Set exercise:
Please edit the lines from the first one through the line containing "svg-text:Fuse: Fuse xyxy=(611,207,667,234)", changing "Schematics" to "Diagrams" and leaving everything else as it is.

+++ Data shown

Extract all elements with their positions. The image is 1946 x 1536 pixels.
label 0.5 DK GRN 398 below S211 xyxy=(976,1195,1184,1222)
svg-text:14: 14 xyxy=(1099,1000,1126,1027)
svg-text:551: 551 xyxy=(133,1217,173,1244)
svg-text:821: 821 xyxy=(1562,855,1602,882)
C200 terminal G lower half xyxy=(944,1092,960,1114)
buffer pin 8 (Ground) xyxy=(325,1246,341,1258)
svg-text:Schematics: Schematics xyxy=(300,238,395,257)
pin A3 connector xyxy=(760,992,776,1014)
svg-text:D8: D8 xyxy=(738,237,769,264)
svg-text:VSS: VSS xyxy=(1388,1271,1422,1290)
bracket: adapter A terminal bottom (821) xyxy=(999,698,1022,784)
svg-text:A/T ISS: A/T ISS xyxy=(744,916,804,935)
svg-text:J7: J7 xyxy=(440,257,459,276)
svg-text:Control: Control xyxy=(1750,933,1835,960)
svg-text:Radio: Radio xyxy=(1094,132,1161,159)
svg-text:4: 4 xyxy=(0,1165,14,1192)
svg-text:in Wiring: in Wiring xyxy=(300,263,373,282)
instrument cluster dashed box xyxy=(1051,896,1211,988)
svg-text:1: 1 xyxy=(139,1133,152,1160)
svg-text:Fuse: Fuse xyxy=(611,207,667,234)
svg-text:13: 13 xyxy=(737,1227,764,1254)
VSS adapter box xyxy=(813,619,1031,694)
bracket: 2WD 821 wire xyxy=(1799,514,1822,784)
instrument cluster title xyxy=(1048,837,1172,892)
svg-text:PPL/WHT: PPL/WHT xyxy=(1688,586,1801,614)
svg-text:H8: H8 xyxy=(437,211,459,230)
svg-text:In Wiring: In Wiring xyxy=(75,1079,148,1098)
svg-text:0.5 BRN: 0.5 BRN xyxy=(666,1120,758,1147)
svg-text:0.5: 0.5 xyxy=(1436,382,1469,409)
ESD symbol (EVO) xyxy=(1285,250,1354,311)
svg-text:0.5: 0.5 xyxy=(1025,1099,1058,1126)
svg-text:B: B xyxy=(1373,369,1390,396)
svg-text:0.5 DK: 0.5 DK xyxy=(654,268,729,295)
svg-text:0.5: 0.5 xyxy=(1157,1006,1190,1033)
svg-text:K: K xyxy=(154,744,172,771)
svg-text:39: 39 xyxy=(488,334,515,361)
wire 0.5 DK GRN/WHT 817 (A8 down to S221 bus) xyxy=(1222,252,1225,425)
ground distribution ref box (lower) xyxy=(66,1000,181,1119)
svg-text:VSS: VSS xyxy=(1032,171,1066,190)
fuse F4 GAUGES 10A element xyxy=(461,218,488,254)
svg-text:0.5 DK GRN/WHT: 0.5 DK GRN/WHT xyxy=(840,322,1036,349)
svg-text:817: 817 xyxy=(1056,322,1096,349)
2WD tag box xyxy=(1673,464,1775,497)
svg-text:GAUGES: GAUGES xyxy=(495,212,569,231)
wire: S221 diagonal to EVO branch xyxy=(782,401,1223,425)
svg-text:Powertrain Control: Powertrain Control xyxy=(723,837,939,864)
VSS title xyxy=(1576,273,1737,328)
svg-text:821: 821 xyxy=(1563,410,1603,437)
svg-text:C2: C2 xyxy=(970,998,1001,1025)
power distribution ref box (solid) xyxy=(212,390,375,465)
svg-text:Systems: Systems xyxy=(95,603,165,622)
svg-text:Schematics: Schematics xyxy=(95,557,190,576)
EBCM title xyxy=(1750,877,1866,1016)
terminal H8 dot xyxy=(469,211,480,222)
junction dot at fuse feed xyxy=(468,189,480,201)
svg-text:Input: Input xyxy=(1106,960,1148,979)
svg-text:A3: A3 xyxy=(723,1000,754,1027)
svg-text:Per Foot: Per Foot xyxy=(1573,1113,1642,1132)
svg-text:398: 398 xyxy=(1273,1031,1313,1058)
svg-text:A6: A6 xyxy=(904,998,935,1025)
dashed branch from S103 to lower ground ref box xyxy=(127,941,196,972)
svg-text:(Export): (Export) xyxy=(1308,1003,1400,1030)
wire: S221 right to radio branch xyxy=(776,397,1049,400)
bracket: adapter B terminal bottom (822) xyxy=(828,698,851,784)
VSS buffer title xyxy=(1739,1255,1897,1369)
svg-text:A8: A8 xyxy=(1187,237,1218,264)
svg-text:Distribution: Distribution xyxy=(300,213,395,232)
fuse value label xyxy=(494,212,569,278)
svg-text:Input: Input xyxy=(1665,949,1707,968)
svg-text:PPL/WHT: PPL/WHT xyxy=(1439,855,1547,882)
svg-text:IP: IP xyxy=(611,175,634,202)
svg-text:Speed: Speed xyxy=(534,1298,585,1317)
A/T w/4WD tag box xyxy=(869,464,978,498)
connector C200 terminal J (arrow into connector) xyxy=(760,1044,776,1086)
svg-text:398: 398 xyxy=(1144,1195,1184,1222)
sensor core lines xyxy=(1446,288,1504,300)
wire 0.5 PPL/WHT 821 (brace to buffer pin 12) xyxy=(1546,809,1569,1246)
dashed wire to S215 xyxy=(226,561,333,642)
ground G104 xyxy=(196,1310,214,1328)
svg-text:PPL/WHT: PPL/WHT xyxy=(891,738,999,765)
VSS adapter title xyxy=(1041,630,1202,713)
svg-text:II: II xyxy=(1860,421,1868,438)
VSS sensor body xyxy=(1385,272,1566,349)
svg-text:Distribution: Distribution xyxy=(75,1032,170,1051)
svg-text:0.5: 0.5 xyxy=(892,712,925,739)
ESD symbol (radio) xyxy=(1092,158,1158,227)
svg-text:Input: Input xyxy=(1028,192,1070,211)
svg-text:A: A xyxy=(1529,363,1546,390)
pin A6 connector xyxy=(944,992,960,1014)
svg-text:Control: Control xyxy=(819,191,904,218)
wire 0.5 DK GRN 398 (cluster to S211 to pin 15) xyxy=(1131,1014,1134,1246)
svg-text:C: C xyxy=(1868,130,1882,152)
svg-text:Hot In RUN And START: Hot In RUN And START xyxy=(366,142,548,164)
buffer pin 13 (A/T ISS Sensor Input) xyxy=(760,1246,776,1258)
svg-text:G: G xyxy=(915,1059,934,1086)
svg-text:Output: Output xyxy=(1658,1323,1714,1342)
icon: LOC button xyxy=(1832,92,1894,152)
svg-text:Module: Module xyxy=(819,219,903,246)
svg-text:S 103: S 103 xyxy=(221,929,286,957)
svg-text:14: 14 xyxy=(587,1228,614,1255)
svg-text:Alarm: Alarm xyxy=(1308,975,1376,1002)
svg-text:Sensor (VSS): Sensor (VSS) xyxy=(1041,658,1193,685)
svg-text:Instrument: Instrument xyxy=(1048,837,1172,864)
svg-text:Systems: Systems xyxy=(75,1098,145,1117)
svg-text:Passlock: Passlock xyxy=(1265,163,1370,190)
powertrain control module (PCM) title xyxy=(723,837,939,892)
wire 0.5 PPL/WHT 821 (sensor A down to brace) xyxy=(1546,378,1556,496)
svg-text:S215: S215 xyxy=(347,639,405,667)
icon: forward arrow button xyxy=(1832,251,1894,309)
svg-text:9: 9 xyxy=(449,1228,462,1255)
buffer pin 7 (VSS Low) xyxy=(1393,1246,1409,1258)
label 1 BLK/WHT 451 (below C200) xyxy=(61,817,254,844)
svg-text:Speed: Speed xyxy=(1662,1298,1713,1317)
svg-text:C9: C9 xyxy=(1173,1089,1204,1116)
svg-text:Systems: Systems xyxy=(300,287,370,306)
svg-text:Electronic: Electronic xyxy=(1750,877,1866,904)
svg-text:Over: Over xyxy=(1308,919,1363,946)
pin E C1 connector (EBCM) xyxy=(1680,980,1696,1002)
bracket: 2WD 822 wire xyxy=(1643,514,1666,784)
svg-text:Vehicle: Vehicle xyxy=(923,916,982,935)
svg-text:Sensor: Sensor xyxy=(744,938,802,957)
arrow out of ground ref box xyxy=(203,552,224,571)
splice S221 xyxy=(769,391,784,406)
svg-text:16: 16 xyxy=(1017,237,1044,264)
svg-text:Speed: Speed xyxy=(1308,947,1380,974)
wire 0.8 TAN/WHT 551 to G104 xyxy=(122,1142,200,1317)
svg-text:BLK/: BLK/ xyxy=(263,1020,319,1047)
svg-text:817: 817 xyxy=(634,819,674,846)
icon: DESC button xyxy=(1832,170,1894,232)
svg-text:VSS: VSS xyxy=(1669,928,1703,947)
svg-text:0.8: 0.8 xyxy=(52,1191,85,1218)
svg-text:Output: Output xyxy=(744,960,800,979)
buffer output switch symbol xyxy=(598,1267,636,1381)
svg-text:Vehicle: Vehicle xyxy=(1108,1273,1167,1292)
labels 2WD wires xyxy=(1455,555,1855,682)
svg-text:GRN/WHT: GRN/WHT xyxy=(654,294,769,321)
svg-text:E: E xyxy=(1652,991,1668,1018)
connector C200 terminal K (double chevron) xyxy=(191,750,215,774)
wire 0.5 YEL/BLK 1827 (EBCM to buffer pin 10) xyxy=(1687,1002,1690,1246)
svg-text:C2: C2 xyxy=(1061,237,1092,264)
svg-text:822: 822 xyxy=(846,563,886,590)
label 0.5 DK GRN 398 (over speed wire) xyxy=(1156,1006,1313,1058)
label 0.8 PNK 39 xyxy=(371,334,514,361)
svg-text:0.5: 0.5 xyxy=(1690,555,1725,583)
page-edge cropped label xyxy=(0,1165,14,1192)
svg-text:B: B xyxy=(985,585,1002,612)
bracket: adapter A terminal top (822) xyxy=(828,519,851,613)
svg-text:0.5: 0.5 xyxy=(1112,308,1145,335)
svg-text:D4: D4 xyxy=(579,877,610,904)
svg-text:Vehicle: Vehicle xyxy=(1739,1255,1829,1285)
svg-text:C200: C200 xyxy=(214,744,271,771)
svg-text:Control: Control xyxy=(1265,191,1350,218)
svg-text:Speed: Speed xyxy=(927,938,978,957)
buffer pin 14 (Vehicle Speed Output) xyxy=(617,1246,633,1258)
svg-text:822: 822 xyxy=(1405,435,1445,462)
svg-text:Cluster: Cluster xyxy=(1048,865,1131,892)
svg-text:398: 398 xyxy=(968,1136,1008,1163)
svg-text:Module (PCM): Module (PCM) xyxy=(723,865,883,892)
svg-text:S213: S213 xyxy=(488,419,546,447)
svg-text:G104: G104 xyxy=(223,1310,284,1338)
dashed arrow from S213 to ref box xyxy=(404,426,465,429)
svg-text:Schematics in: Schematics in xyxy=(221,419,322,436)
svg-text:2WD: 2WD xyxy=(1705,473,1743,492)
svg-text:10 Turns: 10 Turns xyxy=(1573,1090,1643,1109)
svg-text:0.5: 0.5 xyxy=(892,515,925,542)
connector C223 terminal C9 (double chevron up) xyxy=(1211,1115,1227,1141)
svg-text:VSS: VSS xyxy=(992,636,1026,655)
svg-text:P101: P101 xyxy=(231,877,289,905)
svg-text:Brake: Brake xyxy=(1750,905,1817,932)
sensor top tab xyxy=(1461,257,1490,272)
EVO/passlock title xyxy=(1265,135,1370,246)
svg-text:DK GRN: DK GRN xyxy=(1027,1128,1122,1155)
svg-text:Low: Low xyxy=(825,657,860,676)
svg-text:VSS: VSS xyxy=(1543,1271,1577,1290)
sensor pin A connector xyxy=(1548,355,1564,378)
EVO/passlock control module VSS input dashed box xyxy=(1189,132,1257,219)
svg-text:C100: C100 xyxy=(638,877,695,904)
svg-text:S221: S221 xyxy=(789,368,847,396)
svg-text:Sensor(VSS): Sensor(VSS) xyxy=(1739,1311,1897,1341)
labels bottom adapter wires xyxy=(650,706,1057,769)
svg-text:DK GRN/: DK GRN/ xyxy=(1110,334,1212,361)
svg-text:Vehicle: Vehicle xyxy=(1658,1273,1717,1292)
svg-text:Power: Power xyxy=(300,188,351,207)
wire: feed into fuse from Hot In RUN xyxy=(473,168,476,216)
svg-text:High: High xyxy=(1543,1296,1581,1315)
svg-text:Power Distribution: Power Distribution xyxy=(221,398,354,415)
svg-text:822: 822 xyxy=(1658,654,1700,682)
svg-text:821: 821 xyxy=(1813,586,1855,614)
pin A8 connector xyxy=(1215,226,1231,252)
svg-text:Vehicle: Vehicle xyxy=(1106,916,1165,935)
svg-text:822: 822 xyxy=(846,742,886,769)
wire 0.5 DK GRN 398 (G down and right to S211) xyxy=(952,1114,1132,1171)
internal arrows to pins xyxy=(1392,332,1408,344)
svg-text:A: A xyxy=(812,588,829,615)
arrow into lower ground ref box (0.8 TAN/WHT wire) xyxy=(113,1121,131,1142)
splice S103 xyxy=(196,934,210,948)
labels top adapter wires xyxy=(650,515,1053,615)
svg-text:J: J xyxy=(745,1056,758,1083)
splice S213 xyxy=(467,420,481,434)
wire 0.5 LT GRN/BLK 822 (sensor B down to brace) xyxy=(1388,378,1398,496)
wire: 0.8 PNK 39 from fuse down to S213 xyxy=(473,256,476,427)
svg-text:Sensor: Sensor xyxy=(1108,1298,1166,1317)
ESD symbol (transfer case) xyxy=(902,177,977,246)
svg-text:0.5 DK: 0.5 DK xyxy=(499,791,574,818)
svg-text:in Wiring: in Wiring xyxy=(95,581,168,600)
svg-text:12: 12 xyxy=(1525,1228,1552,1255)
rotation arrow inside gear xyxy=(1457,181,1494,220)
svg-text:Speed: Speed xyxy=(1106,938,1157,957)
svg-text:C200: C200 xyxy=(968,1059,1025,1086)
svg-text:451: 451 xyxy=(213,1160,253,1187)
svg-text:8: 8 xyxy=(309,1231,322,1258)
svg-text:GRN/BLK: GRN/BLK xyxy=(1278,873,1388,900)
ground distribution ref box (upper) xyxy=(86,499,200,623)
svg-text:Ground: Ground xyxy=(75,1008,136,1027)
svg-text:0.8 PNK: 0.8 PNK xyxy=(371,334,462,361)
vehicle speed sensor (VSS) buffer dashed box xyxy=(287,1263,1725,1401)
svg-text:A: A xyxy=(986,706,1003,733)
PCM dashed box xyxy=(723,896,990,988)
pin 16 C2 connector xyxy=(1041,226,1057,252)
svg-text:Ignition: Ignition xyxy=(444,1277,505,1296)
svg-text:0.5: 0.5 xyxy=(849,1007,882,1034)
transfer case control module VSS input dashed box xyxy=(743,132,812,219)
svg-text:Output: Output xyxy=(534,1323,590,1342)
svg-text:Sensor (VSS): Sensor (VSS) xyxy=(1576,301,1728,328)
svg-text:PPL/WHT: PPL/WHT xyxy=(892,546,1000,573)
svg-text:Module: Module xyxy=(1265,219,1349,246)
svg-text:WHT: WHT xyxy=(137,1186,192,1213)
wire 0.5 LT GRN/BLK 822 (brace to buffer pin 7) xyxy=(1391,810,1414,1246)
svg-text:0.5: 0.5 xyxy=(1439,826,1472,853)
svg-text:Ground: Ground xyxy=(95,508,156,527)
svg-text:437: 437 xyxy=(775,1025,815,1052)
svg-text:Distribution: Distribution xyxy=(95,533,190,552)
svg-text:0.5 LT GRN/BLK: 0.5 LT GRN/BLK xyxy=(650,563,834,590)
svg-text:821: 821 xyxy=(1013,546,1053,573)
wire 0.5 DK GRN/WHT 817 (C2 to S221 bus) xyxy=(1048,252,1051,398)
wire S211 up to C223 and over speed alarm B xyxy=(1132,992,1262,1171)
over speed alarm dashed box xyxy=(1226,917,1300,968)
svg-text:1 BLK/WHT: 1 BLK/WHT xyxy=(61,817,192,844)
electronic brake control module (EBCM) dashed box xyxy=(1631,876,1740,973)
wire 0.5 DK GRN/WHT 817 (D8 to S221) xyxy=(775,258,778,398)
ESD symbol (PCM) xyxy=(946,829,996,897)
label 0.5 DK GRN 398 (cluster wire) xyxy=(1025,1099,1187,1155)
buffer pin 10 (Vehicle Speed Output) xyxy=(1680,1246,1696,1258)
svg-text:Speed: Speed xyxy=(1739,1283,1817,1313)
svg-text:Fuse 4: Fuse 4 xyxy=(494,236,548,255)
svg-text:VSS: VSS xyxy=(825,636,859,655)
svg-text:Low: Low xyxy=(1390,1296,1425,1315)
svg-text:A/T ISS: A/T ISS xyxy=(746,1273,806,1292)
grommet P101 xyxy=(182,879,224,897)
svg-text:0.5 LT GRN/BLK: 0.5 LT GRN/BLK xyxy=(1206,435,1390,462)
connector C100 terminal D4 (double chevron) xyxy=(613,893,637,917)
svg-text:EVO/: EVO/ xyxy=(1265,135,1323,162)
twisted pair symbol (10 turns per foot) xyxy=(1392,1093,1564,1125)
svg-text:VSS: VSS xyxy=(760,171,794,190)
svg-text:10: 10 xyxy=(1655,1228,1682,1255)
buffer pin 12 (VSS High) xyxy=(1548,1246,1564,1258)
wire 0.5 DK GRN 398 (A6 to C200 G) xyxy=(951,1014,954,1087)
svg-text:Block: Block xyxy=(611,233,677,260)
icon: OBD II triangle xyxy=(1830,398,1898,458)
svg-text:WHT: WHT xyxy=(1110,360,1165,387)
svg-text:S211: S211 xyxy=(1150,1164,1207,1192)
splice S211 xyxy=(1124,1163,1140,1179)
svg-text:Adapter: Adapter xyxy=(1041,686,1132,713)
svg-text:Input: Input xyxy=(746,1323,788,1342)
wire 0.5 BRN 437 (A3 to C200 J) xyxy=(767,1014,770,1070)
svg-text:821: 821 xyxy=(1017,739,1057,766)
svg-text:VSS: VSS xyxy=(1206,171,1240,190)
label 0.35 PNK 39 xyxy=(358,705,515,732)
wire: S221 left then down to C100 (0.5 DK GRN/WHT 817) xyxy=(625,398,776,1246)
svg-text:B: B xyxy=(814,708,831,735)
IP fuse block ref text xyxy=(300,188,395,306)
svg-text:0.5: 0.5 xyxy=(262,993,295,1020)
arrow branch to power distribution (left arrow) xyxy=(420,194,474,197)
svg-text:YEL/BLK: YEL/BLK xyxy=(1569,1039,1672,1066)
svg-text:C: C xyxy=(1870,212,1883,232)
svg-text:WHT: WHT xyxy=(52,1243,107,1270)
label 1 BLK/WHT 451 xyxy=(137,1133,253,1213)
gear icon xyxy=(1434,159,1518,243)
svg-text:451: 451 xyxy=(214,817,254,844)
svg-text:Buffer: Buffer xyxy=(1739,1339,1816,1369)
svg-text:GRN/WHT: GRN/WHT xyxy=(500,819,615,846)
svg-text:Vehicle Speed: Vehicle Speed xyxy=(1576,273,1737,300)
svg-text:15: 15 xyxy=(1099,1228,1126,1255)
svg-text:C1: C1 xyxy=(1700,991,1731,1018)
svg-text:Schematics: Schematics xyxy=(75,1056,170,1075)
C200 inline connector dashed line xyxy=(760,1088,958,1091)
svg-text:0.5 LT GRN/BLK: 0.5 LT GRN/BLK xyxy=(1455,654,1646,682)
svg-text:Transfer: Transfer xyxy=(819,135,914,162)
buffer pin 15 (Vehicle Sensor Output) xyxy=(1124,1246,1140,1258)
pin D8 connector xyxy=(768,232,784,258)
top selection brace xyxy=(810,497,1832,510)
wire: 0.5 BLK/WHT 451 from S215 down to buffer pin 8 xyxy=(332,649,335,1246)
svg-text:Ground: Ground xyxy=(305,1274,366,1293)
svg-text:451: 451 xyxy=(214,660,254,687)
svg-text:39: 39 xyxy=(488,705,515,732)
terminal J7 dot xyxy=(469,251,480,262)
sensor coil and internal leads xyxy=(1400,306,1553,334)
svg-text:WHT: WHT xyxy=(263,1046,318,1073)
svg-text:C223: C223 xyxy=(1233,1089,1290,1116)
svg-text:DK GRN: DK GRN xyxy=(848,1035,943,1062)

++++++

Solution to this task:
Extract all elements with their positions. The image is 1946 x 1536 pixels.
label 0.5 DK GRN 398 below S211 xyxy=(976,1195,1184,1222)
svg-text:14: 14 xyxy=(1099,1000,1126,1027)
svg-text:551: 551 xyxy=(133,1217,173,1244)
svg-text:821: 821 xyxy=(1562,855,1602,882)
C200 terminal G lower half xyxy=(944,1092,960,1114)
buffer pin 8 (Ground) xyxy=(325,1246,341,1258)
svg-text:Diagrams: Diagrams xyxy=(300,238,395,257)
pin A3 connector xyxy=(760,992,776,1014)
svg-text:D8: D8 xyxy=(738,237,769,264)
svg-text:VSS: VSS xyxy=(1388,1271,1422,1290)
bracket: adapter A terminal bottom (821) xyxy=(999,698,1022,784)
svg-text:A/T ISS: A/T ISS xyxy=(744,916,804,935)
svg-text:J7: J7 xyxy=(440,257,459,276)
svg-text:Control: Control xyxy=(1750,933,1835,960)
svg-text:Radio: Radio xyxy=(1094,132,1161,159)
svg-text:4: 4 xyxy=(0,1165,14,1192)
svg-text:in Wiring: in Wiring xyxy=(300,263,373,282)
instrument cluster dashed box xyxy=(1051,896,1211,988)
svg-text:1: 1 xyxy=(139,1133,152,1160)
svg-text:Fuse: Fuse xyxy=(611,207,667,234)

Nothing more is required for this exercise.